> _Task instructions_:
Collect all the lines that mention the word "Vegetables".
* Start Material provided *
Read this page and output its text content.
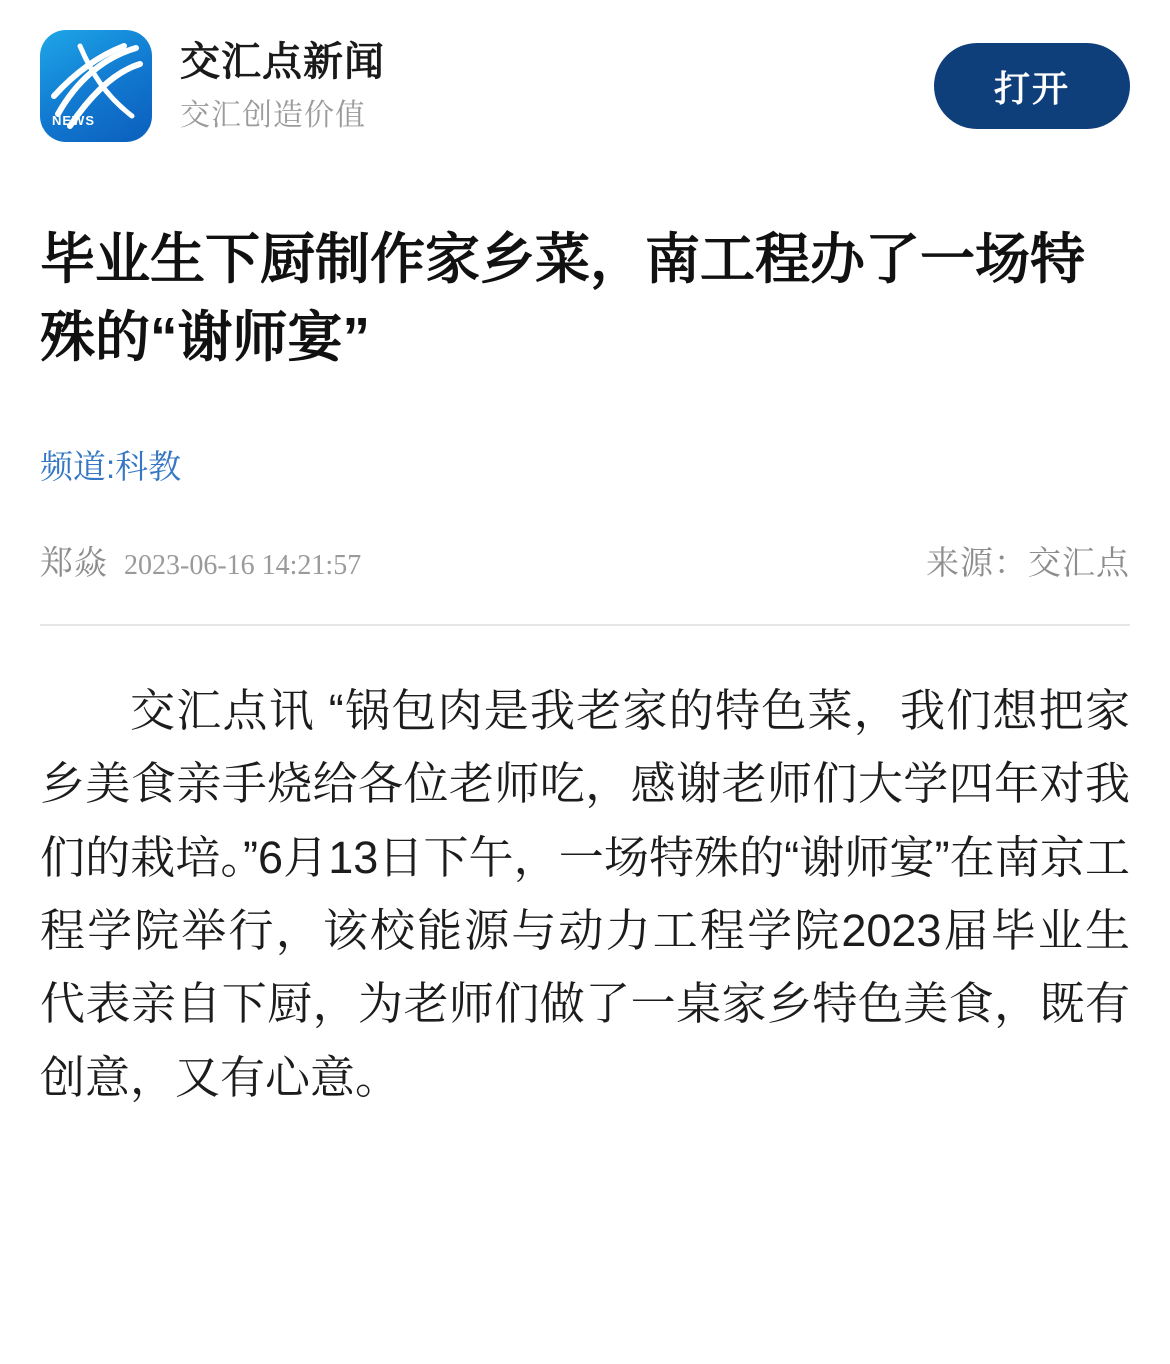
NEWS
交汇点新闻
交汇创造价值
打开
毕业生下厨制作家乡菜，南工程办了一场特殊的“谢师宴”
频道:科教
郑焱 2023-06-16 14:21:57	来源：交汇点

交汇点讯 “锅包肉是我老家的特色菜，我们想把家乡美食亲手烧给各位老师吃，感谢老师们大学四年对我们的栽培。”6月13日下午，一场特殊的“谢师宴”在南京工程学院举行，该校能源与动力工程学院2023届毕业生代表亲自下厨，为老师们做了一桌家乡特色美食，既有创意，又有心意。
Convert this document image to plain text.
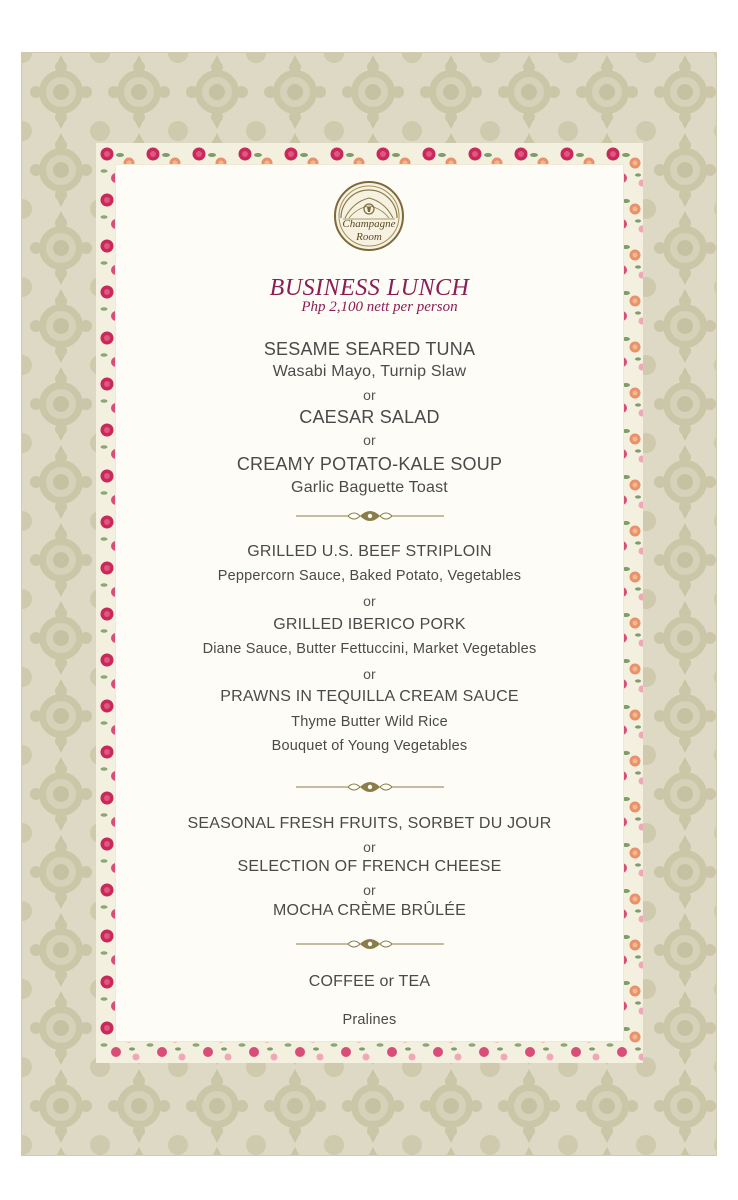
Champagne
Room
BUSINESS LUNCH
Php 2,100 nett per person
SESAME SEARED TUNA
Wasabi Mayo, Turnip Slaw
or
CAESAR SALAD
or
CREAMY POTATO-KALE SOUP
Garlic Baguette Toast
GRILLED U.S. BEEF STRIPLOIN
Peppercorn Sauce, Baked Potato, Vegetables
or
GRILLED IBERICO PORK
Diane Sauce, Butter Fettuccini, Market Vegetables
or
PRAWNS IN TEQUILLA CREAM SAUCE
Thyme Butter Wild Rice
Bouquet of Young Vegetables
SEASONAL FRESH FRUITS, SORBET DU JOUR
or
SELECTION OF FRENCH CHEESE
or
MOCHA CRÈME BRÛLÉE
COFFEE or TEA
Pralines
* End Material provided *
* Start Material provided *
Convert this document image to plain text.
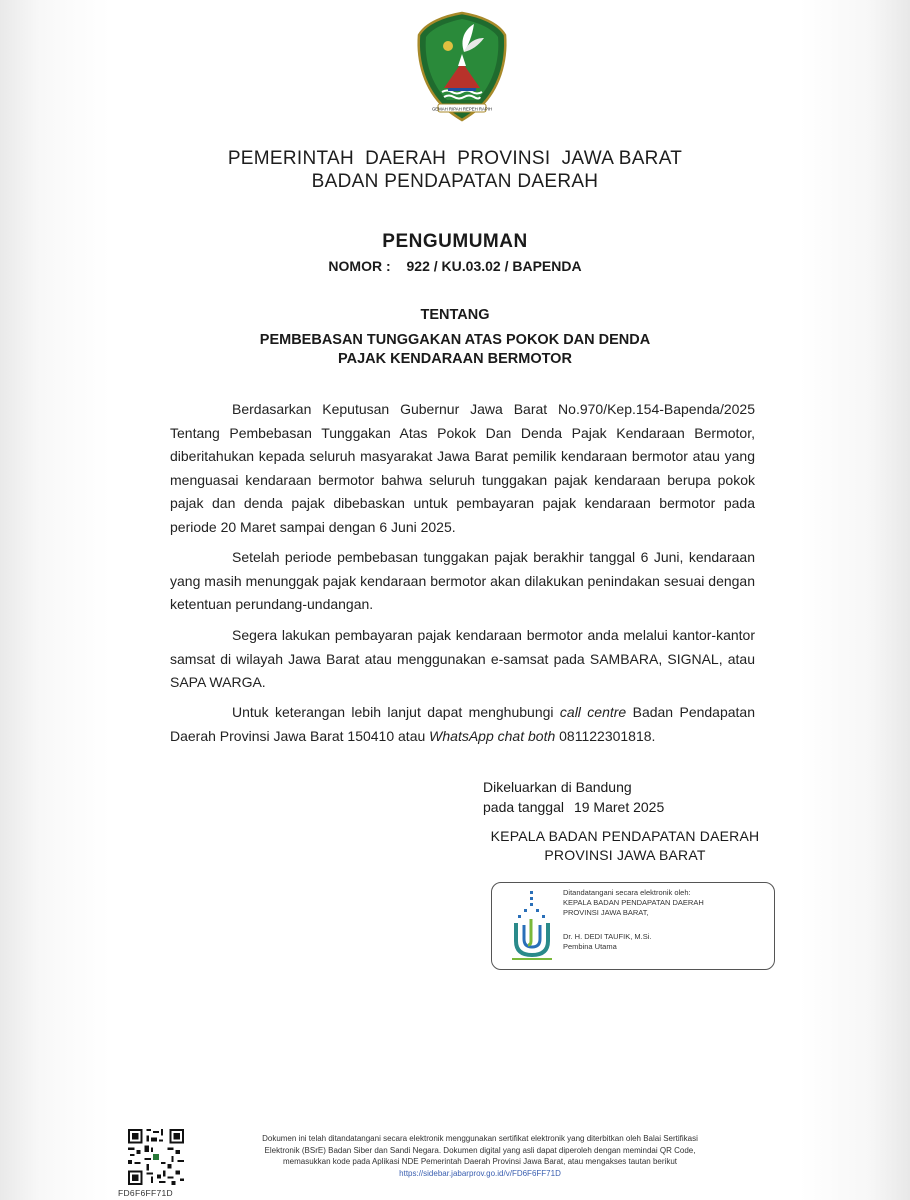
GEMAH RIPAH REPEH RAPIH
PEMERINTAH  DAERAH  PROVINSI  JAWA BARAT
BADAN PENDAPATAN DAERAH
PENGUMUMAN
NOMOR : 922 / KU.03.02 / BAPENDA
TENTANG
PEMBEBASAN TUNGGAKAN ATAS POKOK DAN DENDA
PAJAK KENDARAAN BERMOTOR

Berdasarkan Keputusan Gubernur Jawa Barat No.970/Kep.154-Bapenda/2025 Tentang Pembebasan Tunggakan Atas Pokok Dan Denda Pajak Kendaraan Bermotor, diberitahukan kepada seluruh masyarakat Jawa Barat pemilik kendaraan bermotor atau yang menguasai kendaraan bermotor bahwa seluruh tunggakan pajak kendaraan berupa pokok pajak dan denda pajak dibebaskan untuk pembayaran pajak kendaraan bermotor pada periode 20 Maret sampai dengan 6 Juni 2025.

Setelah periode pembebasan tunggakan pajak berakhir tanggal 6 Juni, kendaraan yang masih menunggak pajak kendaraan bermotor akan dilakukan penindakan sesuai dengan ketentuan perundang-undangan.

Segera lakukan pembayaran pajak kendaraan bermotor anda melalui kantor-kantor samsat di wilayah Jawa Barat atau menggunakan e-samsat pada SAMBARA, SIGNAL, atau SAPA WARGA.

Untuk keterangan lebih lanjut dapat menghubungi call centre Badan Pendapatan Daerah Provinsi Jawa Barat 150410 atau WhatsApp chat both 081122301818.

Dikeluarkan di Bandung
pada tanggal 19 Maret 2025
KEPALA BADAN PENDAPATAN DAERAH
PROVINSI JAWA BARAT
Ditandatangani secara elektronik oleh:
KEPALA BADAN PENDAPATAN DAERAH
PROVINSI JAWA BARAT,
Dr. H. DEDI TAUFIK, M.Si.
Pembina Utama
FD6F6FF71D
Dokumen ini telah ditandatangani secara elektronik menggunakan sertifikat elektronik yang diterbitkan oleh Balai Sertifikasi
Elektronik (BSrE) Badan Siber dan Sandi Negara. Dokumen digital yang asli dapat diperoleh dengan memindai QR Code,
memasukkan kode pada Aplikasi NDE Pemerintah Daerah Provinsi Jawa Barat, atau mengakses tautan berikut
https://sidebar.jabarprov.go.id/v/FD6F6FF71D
* End Material provided *
> _Correct answer_:
Peppercorn Sauce, Baked Potato, Vegetables
Diane Sauce, Butter Fettuccini, Market Vegetables
Bouquet of Young Vegetables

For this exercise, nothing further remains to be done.